(Dataset rows)
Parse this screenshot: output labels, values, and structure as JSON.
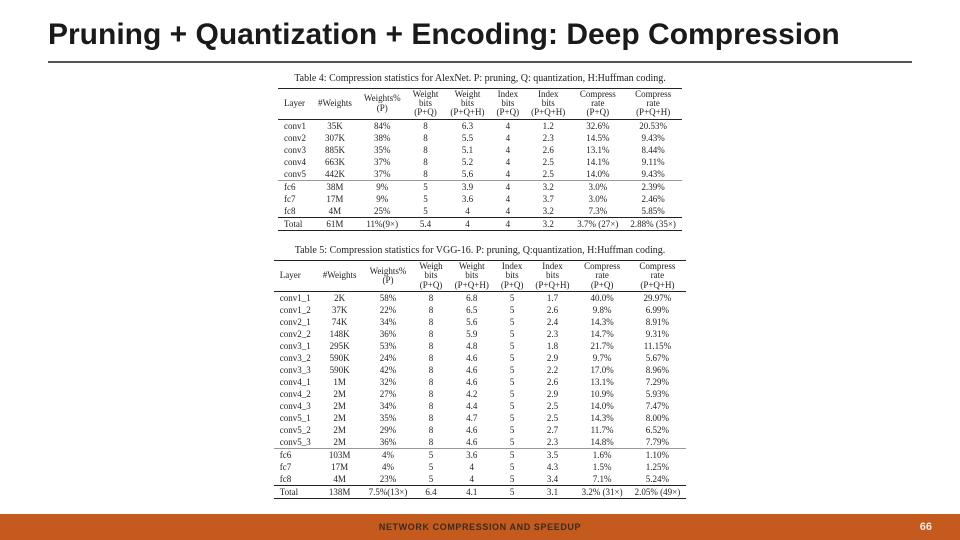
{
  "title": "Pruning + Quantization + Encoding: Deep Compression",
  "footer": {
    "text": "NETWORK COMPRESSION AND SPEEDUP",
    "page": "66",
    "bg": "#c45a1e"
  },
  "table4": {
    "caption": "Table 4: Compression statistics for AlexNet. P: pruning, Q: quantization, H:Huffman coding.",
    "headers": [
      {
        "l1": "Layer"
      },
      {
        "l1": "#Weights"
      },
      {
        "l1": "Weights%",
        "l2": "(P)"
      },
      {
        "l1": "Weight",
        "l2": "bits",
        "l3": "(P+Q)"
      },
      {
        "l1": "Weight",
        "l2": "bits",
        "l3": "(P+Q+H)"
      },
      {
        "l1": "Index",
        "l2": "bits",
        "l3": "(P+Q)"
      },
      {
        "l1": "Index",
        "l2": "bits",
        "l3": "(P+Q+H)"
      },
      {
        "l1": "Compress",
        "l2": "rate",
        "l3": "(P+Q)"
      },
      {
        "l1": "Compress",
        "l2": "rate",
        "l3": "(P+Q+H)"
      }
    ],
    "rows": [
      [
        "conv1",
        "35K",
        "84%",
        "8",
        "6.3",
        "4",
        "1.2",
        "32.6%",
        "20.53%"
      ],
      [
        "conv2",
        "307K",
        "38%",
        "8",
        "5.5",
        "4",
        "2.3",
        "14.5%",
        "9.43%"
      ],
      [
        "conv3",
        "885K",
        "35%",
        "8",
        "5.1",
        "4",
        "2.6",
        "13.1%",
        "8.44%"
      ],
      [
        "conv4",
        "663K",
        "37%",
        "8",
        "5.2",
        "4",
        "2.5",
        "14.1%",
        "9.11%"
      ],
      [
        "conv5",
        "442K",
        "37%",
        "8",
        "5.6",
        "4",
        "2.5",
        "14.0%",
        "9.43%"
      ],
      [
        "fc6",
        "38M",
        "9%",
        "5",
        "3.9",
        "4",
        "3.2",
        "3.0%",
        "2.39%"
      ],
      [
        "fc7",
        "17M",
        "9%",
        "5",
        "3.6",
        "4",
        "3.7",
        "3.0%",
        "2.46%"
      ],
      [
        "fc8",
        "4M",
        "25%",
        "5",
        "4",
        "4",
        "3.2",
        "7.3%",
        "5.85%"
      ]
    ],
    "total": [
      "Total",
      "61M",
      "11%(9×)",
      "5.4",
      "4",
      "4",
      "3.2",
      "3.7% (27×)",
      "2.88% (35×)"
    ]
  },
  "table5": {
    "caption": "Table 5: Compression statistics for VGG-16. P: pruning, Q:quantization, H:Huffman coding.",
    "headers": [
      {
        "l1": "Layer"
      },
      {
        "l1": "#Weights"
      },
      {
        "l1": "Weights%",
        "l2": "(P)"
      },
      {
        "l1": "Weigh",
        "l2": "bits",
        "l3": "(P+Q)"
      },
      {
        "l1": "Weight",
        "l2": "bits",
        "l3": "(P+Q+H)"
      },
      {
        "l1": "Index",
        "l2": "bits",
        "l3": "(P+Q)"
      },
      {
        "l1": "Index",
        "l2": "bits",
        "l3": "(P+Q+H)"
      },
      {
        "l1": "Compress",
        "l2": "rate",
        "l3": "(P+Q)"
      },
      {
        "l1": "Compress",
        "l2": "rate",
        "l3": "(P+Q+H)"
      }
    ],
    "rows": [
      [
        "conv1_1",
        "2K",
        "58%",
        "8",
        "6.8",
        "5",
        "1.7",
        "40.0%",
        "29.97%"
      ],
      [
        "conv1_2",
        "37K",
        "22%",
        "8",
        "6.5",
        "5",
        "2.6",
        "9.8%",
        "6.99%"
      ],
      [
        "conv2_1",
        "74K",
        "34%",
        "8",
        "5.6",
        "5",
        "2.4",
        "14.3%",
        "8.91%"
      ],
      [
        "conv2_2",
        "148K",
        "36%",
        "8",
        "5.9",
        "5",
        "2.3",
        "14.7%",
        "9.31%"
      ],
      [
        "conv3_1",
        "295K",
        "53%",
        "8",
        "4.8",
        "5",
        "1.8",
        "21.7%",
        "11.15%"
      ],
      [
        "conv3_2",
        "590K",
        "24%",
        "8",
        "4.6",
        "5",
        "2.9",
        "9.7%",
        "5.67%"
      ],
      [
        "conv3_3",
        "590K",
        "42%",
        "8",
        "4.6",
        "5",
        "2.2",
        "17.0%",
        "8.96%"
      ],
      [
        "conv4_1",
        "1M",
        "32%",
        "8",
        "4.6",
        "5",
        "2.6",
        "13.1%",
        "7.29%"
      ],
      [
        "conv4_2",
        "2M",
        "27%",
        "8",
        "4.2",
        "5",
        "2.9",
        "10.9%",
        "5.93%"
      ],
      [
        "conv4_3",
        "2M",
        "34%",
        "8",
        "4.4",
        "5",
        "2.5",
        "14.0%",
        "7.47%"
      ],
      [
        "conv5_1",
        "2M",
        "35%",
        "8",
        "4.7",
        "5",
        "2.5",
        "14.3%",
        "8.00%"
      ],
      [
        "conv5_2",
        "2M",
        "29%",
        "8",
        "4.6",
        "5",
        "2.7",
        "11.7%",
        "6.52%"
      ],
      [
        "conv5_3",
        "2M",
        "36%",
        "8",
        "4.6",
        "5",
        "2.3",
        "14.8%",
        "7.79%"
      ],
      [
        "fc6",
        "103M",
        "4%",
        "5",
        "3.6",
        "5",
        "3.5",
        "1.6%",
        "1.10%"
      ],
      [
        "fc7",
        "17M",
        "4%",
        "5",
        "4",
        "5",
        "4.3",
        "1.5%",
        "1.25%"
      ],
      [
        "fc8",
        "4M",
        "23%",
        "5",
        "4",
        "5",
        "3.4",
        "7.1%",
        "5.24%"
      ]
    ],
    "total": [
      "Total",
      "138M",
      "7.5%(13×)",
      "6.4",
      "4.1",
      "5",
      "3.1",
      "3.2% (31×)",
      "2.05% (49×)"
    ]
  }
}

▸ Work instructions
Scan the entries above for the word "statistics" and collect each line holding it.

▸ Solution below
    "caption": "Table 4: Compression statistics for AlexNet. P: pruning, Q: quantization, H:Huffman coding.",
    "caption": "Table 5: Compression statistics for VGG-16. P: pruning, Q:quantization, H:Huffman coding.",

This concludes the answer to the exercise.